* What is expected:
Quote every line below exactly and skip any picture.

* Records supplied:
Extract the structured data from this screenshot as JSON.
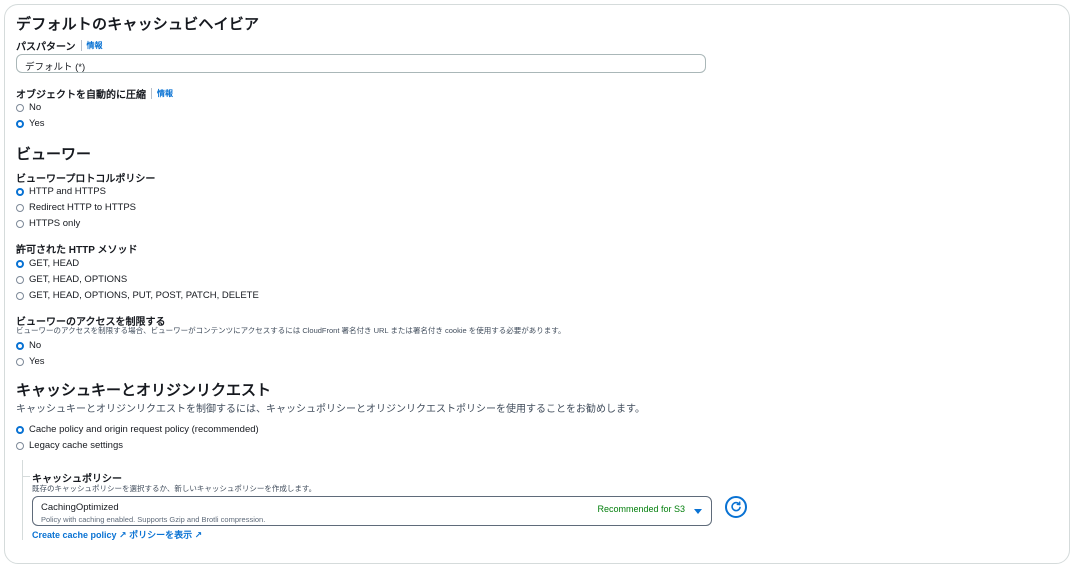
{
  "section_default": {
    "title": "デフォルトのキャッシュビヘイビア",
    "path_pattern": {
      "label": "パスパターン",
      "info": "情報",
      "value": "デフォルト (*)"
    },
    "compress": {
      "label": "オブジェクトを自動的に圧縮",
      "info": "情報",
      "options": [
        "No",
        "Yes"
      ],
      "selected": "Yes"
    }
  },
  "section_viewer": {
    "title": "ビューワー",
    "protocol": {
      "label": "ビューワープロトコルポリシー",
      "options": [
        "HTTP and HTTPS",
        "Redirect HTTP to HTTPS",
        "HTTPS only"
      ],
      "selected": "HTTP and HTTPS"
    },
    "methods": {
      "label": "許可された HTTP メソッド",
      "options": [
        "GET, HEAD",
        "GET, HEAD, OPTIONS",
        "GET, HEAD, OPTIONS, PUT, POST, PATCH, DELETE"
      ],
      "selected": "GET, HEAD"
    },
    "restrict": {
      "label": "ビューワーのアクセスを制限する",
      "description": "ビューワーのアクセスを制限する場合、ビューワーがコンテンツにアクセスするには CloudFront 署名付き URL または署名付き cookie を使用する必要があります。",
      "options": [
        "No",
        "Yes"
      ],
      "selected": "No"
    }
  },
  "section_cache": {
    "title": "キャッシュキーとオリジンリクエスト",
    "description": "キャッシュキーとオリジンリクエストを制御するには、キャッシュポリシーとオリジンリクエストポリシーを使用することをお勧めします。",
    "options": [
      "Cache policy and origin request policy (recommended)",
      "Legacy cache settings"
    ],
    "selected": "Cache policy and origin request policy (recommended)",
    "cache_policy": {
      "label": "キャッシュポリシー",
      "description": "既存のキャッシュポリシーを選択するか、新しいキャッシュポリシーを作成します。",
      "selected_title": "CachingOptimized",
      "selected_sub": "Policy with caching enabled. Supports Gzip and Brotli compression.",
      "tag": "Recommended for S3",
      "links": "Create cache policy  ↗   ポリシーを表示 ↗"
    }
  }
}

* The solution:
Extract the structured data from this screenshot as JSON.
{
  "section_default": {
    "title": "デフォルトのキャッシュビヘイビア",
    "path_pattern": {
      "label": "パスパターン",
      "info": "情報",
      "value": "デフォルト (*)"
    },
    "compress": {
      "label": "オブジェクトを自動的に圧縮",
      "info": "情報",
      "options": [
        "No",
        "Yes"
      ],
      "selected": "Yes"
    }
  },
  "section_viewer": {
    "title": "ビューワー",
    "protocol": {
      "label": "ビューワープロトコルポリシー",
      "options": [
        "HTTP and HTTPS",
        "Redirect HTTP to HTTPS",
        "HTTPS only"
      ],
      "selected": "HTTP and HTTPS"
    },
    "methods": {
      "label": "許可された HTTP メソッド",
      "options": [
        "GET, HEAD",
        "GET, HEAD, OPTIONS",
        "GET, HEAD, OPTIONS, PUT, POST, PATCH, DELETE"
      ],
      "selected": "GET, HEAD"
    },
    "restrict": {
      "label": "ビューワーのアクセスを制限する",
      "description": "ビューワーのアクセスを制限する場合、ビューワーがコンテンツにアクセスするには CloudFront 署名付き URL または署名付き cookie を使用する必要があります。",
      "options": [
        "No",
        "Yes"
      ],
      "selected": "No"
    }
  },
  "section_cache": {
    "title": "キャッシュキーとオリジンリクエスト",
    "description": "キャッシュキーとオリジンリクエストを制御するには、キャッシュポリシーとオリジンリクエストポリシーを使用することをお勧めします。",
    "options": [
      "Cache policy and origin request policy (recommended)",
      "Legacy cache settings"
    ],
    "selected": "Cache policy and origin request policy (recommended)",
    "cache_policy": {
      "label": "キャッシュポリシー",
      "description": "既存のキャッシュポリシーを選択するか、新しいキャッシュポリシーを作成します。",
      "selected_title": "CachingOptimized",
      "selected_sub": "Policy with caching enabled. Supports Gzip and Brotli compression.",
      "tag": "Recommended for S3",
      "links": "Create cache policy  ↗   ポリシーを表示 ↗"
    }
  }
}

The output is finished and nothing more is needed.